*EXERCISE AIM*:
Repeat each line word for word.

=== DATASET EXTRACT ===

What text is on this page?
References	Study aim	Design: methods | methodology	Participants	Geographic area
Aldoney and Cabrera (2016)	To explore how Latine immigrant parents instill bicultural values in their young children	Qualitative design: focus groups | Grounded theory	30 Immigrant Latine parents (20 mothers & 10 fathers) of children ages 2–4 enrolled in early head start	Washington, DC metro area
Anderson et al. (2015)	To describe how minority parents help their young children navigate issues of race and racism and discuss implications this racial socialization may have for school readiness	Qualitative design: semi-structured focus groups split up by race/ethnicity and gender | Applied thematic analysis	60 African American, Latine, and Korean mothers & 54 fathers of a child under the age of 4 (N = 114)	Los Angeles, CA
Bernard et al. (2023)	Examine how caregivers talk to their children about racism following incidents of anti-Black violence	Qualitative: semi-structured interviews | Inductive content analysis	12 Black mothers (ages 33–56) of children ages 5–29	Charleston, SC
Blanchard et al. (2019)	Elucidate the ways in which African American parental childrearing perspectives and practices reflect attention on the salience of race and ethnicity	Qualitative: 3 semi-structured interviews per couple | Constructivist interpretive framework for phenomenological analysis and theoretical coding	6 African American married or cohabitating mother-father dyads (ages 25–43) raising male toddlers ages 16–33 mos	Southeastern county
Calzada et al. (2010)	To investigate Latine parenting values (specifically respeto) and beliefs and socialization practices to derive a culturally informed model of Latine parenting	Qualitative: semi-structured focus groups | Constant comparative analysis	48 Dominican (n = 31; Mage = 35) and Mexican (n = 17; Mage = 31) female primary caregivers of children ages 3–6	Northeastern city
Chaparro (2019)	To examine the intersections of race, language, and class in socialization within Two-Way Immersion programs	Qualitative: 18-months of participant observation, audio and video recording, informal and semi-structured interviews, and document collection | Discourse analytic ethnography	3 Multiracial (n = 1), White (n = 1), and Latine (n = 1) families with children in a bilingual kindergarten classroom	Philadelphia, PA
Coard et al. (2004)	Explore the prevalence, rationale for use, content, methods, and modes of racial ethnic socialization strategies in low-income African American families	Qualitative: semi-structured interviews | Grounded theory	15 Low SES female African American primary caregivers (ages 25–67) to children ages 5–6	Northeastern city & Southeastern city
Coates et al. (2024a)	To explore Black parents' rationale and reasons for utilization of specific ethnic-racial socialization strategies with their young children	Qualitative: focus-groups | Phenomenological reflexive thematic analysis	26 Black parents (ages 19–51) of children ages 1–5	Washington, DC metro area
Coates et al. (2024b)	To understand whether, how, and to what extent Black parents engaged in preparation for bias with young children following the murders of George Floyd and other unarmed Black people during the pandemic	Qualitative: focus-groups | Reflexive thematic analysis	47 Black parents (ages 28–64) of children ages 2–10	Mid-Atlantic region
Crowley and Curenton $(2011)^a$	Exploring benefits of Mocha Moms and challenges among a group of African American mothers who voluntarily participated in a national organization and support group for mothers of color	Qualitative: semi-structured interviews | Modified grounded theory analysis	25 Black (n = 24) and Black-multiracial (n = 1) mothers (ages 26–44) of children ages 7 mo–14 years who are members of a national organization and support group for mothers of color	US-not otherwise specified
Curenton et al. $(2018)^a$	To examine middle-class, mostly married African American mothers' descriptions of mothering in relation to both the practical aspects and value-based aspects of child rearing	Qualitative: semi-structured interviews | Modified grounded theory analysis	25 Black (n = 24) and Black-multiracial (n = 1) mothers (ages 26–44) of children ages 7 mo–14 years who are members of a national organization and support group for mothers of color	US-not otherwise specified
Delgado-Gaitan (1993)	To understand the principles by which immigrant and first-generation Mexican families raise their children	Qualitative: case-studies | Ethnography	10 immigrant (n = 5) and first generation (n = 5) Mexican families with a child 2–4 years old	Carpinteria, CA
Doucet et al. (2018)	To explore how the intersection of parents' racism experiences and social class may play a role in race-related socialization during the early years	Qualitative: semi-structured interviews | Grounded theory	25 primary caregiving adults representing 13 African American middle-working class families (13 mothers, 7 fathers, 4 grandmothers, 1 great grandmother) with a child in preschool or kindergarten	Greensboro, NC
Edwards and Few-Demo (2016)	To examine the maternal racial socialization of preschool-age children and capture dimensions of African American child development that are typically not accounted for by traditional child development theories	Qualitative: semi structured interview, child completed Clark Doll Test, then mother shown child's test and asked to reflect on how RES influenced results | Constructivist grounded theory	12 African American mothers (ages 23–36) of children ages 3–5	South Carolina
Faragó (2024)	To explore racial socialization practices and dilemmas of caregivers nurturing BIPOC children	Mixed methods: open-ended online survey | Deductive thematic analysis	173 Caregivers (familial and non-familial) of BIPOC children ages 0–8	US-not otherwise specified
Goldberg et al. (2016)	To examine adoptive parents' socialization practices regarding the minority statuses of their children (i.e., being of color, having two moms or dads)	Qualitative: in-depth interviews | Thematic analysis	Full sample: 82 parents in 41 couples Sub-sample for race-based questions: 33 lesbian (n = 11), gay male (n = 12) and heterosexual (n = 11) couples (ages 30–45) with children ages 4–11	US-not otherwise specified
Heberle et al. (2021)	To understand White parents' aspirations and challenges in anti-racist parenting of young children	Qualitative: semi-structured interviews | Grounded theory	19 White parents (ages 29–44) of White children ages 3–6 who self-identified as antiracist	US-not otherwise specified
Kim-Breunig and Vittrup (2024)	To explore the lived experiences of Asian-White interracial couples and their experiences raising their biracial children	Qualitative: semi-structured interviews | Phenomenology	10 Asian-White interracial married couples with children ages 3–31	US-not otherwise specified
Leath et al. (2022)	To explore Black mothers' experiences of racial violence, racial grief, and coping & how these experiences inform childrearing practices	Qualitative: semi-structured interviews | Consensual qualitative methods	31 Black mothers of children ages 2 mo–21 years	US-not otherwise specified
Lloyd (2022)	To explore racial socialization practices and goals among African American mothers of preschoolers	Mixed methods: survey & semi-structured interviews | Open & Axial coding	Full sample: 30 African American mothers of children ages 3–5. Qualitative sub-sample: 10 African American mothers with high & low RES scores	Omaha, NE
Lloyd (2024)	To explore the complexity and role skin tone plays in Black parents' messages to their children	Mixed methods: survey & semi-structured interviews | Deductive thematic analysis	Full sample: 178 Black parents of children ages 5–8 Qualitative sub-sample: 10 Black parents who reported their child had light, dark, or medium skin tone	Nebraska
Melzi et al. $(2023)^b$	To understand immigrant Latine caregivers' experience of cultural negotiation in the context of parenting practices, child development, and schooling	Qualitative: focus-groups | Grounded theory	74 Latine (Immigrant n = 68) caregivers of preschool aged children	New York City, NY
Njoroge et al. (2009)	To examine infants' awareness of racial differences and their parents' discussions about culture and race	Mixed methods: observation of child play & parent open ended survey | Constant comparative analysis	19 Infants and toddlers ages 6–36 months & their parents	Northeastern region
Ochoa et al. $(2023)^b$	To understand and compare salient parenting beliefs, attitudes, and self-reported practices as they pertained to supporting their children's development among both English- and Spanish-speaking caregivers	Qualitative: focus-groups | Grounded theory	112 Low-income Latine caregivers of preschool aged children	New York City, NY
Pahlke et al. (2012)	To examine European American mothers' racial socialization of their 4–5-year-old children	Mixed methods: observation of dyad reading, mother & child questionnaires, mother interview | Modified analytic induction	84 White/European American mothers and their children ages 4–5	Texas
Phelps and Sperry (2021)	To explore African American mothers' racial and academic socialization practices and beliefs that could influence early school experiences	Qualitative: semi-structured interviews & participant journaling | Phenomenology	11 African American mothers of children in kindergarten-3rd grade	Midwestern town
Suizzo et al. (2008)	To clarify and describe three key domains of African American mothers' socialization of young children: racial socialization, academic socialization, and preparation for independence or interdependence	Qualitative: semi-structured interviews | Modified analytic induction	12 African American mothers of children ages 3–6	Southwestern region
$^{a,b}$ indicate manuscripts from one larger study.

===

*FULL ANSWER*:
What text is on this page?
References	Study aim	Design: methods | methodology	Participants	Geographic area
Aldoney and Cabrera (2016)	To explore how Latine immigrant parents instill bicultural values in their young children	Qualitative design: focus groups | Grounded theory	30 Immigrant Latine parents (20 mothers & 10 fathers) of children ages 2–4 enrolled in early head start	Washington, DC metro area
Anderson et al. (2015)	To describe how minority parents help their young children navigate issues of race and racism and discuss implications this racial socialization may have for school readiness	Qualitative design: semi-structured focus groups split up by race/ethnicity and gender | Applied thematic analysis	60 African American, Latine, and Korean mothers & 54 fathers of a child under the age of 4 (N = 114)	Los Angeles, CA
Bernard et al. (2023)	Examine how caregivers talk to their children about racism following incidents of anti-Black violence	Qualitative: semi-structured interviews | Inductive content analysis	12 Black mothers (ages 33–56) of children ages 5–29	Charleston, SC
Blanchard et al. (2019)	Elucidate the ways in which African American parental childrearing perspectives and practices reflect attention on the salience of race and ethnicity	Qualitative: 3 semi-structured interviews per couple | Constructivist interpretive framework for phenomenological analysis and theoretical coding	6 African American married or cohabitating mother-father dyads (ages 25–43) raising male toddlers ages 16–33 mos	Southeastern county
Calzada et al. (2010)	To investigate Latine parenting values (specifically respeto) and beliefs and socialization practices to derive a culturally informed model of Latine parenting	Qualitative: semi-structured focus groups | Constant comparative analysis	48 Dominican (n = 31; Mage = 35) and Mexican (n = 17; Mage = 31) female primary caregivers of children ages 3–6	Northeastern city
Chaparro (2019)	To examine the intersections of race, language, and class in socialization within Two-Way Immersion programs	Qualitative: 18-months of participant observation, audio and video recording, informal and semi-structured interviews, and document collection | Discourse analytic ethnography	3 Multiracial (n = 1), White (n = 1), and Latine (n = 1) families with children in a bilingual kindergarten classroom	Philadelphia, PA
Coard et al. (2004)	Explore the prevalence, rationale for use, content, methods, and modes of racial ethnic socialization strategies in low-income African American families	Qualitative: semi-structured interviews | Grounded theory	15 Low SES female African American primary caregivers (ages 25–67) to children ages 5–6	Northeastern city & Southeastern city
Coates et al. (2024a)	To explore Black parents' rationale and reasons for utilization of specific ethnic-racial socialization strategies with their young children	Qualitative: focus-groups | Phenomenological reflexive thematic analysis	26 Black parents (ages 19–51) of children ages 1–5	Washington, DC metro area
Coates et al. (2024b)	To understand whether, how, and to what extent Black parents engaged in preparation for bias with young children following the murders of George Floyd and other unarmed Black people during the pandemic	Qualitative: focus-groups | Reflexive thematic analysis	47 Black parents (ages 28–64) of children ages 2–10	Mid-Atlantic region
Crowley and Curenton $(2011)^a$	Exploring benefits of Mocha Moms and challenges among a group of African American mothers who voluntarily participated in a national organization and support group for mothers of color	Qualitative: semi-structured interviews | Modified grounded theory analysis	25 Black (n = 24) and Black-multiracial (n = 1) mothers (ages 26–44) of children ages 7 mo–14 years who are members of a national organization and support group for mothers of color	US-not otherwise specified
Curenton et al. $(2018)^a$	To examine middle-class, mostly married African American mothers' descriptions of mothering in relation to both the practical aspects and value-based aspects of child rearing	Qualitative: semi-structured interviews | Modified grounded theory analysis	25 Black (n = 24) and Black-multiracial (n = 1) mothers (ages 26–44) of children ages 7 mo–14 years who are members of a national organization and support group for mothers of color	US-not otherwise specified
Delgado-Gaitan (1993)	To understand the principles by which immigrant and first-generation Mexican families raise their children	Qualitative: case-studies | Ethnography	10 immigrant (n = 5) and first generation (n = 5) Mexican families with a child 2–4 years old	Carpinteria, CA
Doucet et al. (2018)	To explore how the intersection of parents' racism experiences and social class may play a role in race-related socialization during the early years	Qualitative: semi-structured interviews | Grounded theory	25 primary caregiving adults representing 13 African American middle-working class families (13 mothers, 7 fathers, 4 grandmothers, 1 great grandmother) with a child in preschool or kindergarten	Greensboro, NC
Edwards and Few-Demo (2016)	To examine the maternal racial socialization of preschool-age children and capture dimensions of African American child development that are typically not accounted for by traditional child development theories	Qualitative: semi structured interview, child completed Clark Doll Test, then mother shown child's test and asked to reflect on how RES influenced results | Constructivist grounded theory	12 African American mothers (ages 23–36) of children ages 3–5	South Carolina
Faragó (2024)	To explore racial socialization practices and dilemmas of caregivers nurturing BIPOC children	Mixed methods: open-ended online survey | Deductive thematic analysis	173 Caregivers (familial and non-familial) of BIPOC children ages 0–8	US-not otherwise specified
Goldberg et al. (2016)	To examine adoptive parents' socialization practices regarding the minority statuses of their children (i.e., being of color, having two moms or dads)	Qualitative: in-depth interviews | Thematic analysis	Full sample: 82 parents in 41 couples Sub-sample for race-based questions: 33 lesbian (n = 11), gay male (n = 12) and heterosexual (n = 11) couples (ages 30–45) with children ages 4–11	US-not otherwise specified
Heberle et al. (2021)	To understand White parents' aspirations and challenges in anti-racist parenting of young children	Qualitative: semi-structured interviews | Grounded theory	19 White parents (ages 29–44) of White children ages 3–6 who self-identified as antiracist	US-not otherwise specified
Kim-Breunig and Vittrup (2024)	To explore the lived experiences of Asian-White interracial couples and their experiences raising their biracial children	Qualitative: semi-structured interviews | Phenomenology	10 Asian-White interracial married couples with children ages 3–31	US-not otherwise specified
Leath et al. (2022)	To explore Black mothers' experiences of racial violence, racial grief, and coping & how these experiences inform childrearing practices	Qualitative: semi-structured interviews | Consensual qualitative methods	31 Black mothers of children ages 2 mo–21 years	US-not otherwise specified
Lloyd (2022)	To explore racial socialization practices and goals among African American mothers of preschoolers	Mixed methods: survey & semi-structured interviews | Open & Axial coding	Full sample: 30 African American mothers of children ages 3–5. Qualitative sub-sample: 10 African American mothers with high & low RES scores	Omaha, NE
Lloyd (2024)	To explore the complexity and role skin tone plays in Black parents' messages to their children	Mixed methods: survey & semi-structured interviews | Deductive thematic analysis	Full sample: 178 Black parents of children ages 5–8 Qualitative sub-sample: 10 Black parents who reported their child had light, dark, or medium skin tone	Nebraska
Melzi et al. $(2023)^b$	To understand immigrant Latine caregivers' experience of cultural negotiation in the context of parenting practices, child development, and schooling	Qualitative: focus-groups | Grounded theory	74 Latine (Immigrant n = 68) caregivers of preschool aged children	New York City, NY
Njoroge et al. (2009)	To examine infants' awareness of racial differences and their parents' discussions about culture and race	Mixed methods: observation of child play & parent open ended survey | Constant comparative analysis	19 Infants and toddlers ages 6–36 months & their parents	Northeastern region
Ochoa et al. $(2023)^b$	To understand and compare salient parenting beliefs, attitudes, and self-reported practices as they pertained to supporting their children's development among both English- and Spanish-speaking caregivers	Qualitative: focus-groups | Grounded theory	112 Low-income Latine caregivers of preschool aged children	New York City, NY
Pahlke et al. (2012)	To examine European American mothers' racial socialization of their 4–5-year-old children	Mixed methods: observation of dyad reading, mother & child questionnaires, mother interview | Modified analytic induction	84 White/European American mothers and their children ages 4–5	Texas
Phelps and Sperry (2021)	To explore African American mothers' racial and academic socialization practices and beliefs that could influence early school experiences	Qualitative: semi-structured interviews & participant journaling | Phenomenology	11 African American mothers of children in kindergarten-3rd grade	Midwestern town
Suizzo et al. (2008)	To clarify and describe three key domains of African American mothers' socialization of young children: racial socialization, academic socialization, and preparation for independence or interdependence	Qualitative: semi-structured interviews | Modified analytic induction	12 African American mothers of children ages 3–6	Southwestern region
$^{a,b}$ indicate manuscripts from one larger study.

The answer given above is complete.